**TASK DETAILS**
Each line containing the word "dark" must be collected.
━━━ RAW RECORDS ━━━
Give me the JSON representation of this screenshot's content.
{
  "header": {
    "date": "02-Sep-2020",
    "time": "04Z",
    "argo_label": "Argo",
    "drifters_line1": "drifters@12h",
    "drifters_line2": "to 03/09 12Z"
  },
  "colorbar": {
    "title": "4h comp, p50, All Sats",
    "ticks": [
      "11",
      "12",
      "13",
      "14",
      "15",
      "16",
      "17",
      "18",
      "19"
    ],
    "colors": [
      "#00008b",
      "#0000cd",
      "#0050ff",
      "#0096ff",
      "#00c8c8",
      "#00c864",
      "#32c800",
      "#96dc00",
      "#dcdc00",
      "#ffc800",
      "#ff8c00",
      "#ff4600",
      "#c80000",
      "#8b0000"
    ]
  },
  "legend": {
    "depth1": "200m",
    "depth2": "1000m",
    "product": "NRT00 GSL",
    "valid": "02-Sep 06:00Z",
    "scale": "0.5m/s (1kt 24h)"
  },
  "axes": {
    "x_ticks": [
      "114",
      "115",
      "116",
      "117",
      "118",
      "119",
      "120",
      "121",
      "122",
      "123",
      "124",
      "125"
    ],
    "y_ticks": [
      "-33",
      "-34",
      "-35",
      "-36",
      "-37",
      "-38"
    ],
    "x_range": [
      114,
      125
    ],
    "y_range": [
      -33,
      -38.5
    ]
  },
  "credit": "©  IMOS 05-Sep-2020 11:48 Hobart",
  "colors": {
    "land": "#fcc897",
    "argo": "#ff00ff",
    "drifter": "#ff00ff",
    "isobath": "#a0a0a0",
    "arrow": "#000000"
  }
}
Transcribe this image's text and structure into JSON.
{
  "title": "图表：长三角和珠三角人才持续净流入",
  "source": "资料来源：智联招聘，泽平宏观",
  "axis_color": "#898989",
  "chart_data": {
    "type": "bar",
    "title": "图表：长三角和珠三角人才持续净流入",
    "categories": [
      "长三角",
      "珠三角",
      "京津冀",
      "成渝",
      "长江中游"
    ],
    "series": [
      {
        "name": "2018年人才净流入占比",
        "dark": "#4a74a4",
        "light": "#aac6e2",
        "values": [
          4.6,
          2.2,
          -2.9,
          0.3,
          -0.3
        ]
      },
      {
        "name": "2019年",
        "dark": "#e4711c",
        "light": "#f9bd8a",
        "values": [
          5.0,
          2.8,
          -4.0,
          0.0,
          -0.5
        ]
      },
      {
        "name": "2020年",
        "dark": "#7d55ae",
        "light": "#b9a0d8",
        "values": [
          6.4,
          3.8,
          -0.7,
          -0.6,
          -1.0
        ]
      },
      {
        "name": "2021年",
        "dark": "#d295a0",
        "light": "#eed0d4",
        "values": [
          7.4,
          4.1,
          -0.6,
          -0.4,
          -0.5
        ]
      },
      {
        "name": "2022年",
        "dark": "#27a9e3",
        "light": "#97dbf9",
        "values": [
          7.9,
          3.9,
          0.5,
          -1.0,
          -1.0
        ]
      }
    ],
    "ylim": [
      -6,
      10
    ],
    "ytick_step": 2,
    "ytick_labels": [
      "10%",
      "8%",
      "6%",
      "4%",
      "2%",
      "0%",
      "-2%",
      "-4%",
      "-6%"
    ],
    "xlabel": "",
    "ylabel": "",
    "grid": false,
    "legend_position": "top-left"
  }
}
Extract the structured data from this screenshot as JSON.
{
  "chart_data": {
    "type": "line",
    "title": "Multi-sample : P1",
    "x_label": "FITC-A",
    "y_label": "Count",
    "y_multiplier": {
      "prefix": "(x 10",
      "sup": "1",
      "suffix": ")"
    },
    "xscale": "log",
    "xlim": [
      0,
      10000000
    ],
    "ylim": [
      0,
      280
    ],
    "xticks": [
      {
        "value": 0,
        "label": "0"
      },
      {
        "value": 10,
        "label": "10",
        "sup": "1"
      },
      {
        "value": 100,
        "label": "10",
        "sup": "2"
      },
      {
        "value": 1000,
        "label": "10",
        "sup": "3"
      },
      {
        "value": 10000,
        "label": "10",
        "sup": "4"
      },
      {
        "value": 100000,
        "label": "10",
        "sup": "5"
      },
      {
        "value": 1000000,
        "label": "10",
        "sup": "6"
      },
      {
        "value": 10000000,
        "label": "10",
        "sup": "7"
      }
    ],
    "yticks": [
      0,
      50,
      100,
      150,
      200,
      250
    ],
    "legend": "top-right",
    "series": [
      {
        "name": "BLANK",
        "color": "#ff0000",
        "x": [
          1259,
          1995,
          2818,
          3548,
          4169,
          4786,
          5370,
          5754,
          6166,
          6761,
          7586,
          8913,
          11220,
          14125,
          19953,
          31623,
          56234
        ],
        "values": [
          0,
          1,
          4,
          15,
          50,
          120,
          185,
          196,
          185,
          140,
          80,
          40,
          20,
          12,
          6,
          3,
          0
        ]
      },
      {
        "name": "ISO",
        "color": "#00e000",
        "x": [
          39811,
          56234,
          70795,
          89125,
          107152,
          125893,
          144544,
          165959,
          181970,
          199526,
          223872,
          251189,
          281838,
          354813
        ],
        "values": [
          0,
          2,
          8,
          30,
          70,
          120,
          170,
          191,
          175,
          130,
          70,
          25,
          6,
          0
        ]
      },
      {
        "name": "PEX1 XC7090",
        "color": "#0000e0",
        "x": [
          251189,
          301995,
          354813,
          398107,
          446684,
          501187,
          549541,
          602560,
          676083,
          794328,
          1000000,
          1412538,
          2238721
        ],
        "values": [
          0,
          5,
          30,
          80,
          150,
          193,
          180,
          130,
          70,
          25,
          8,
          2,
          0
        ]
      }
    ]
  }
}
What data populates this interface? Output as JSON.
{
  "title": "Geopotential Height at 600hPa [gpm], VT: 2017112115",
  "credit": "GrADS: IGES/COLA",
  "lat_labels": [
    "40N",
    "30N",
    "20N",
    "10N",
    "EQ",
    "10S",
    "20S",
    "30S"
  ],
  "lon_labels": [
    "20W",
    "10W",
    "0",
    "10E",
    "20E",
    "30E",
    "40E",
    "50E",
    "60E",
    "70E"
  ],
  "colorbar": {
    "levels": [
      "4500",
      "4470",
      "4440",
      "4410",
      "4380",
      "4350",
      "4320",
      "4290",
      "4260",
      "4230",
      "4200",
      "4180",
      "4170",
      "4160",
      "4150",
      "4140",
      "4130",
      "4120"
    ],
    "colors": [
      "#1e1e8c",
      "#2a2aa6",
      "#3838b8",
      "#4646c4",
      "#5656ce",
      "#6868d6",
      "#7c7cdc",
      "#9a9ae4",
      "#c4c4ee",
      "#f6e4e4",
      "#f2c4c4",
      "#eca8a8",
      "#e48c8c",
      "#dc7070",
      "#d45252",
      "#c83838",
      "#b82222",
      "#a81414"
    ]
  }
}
━━━
**TASK OUTPUT**
        "dark": "#4a74a4",
        "dark": "#e4711c",
        "dark": "#7d55ae",
        "dark": "#d295a0",
        "dark": "#27a9e3",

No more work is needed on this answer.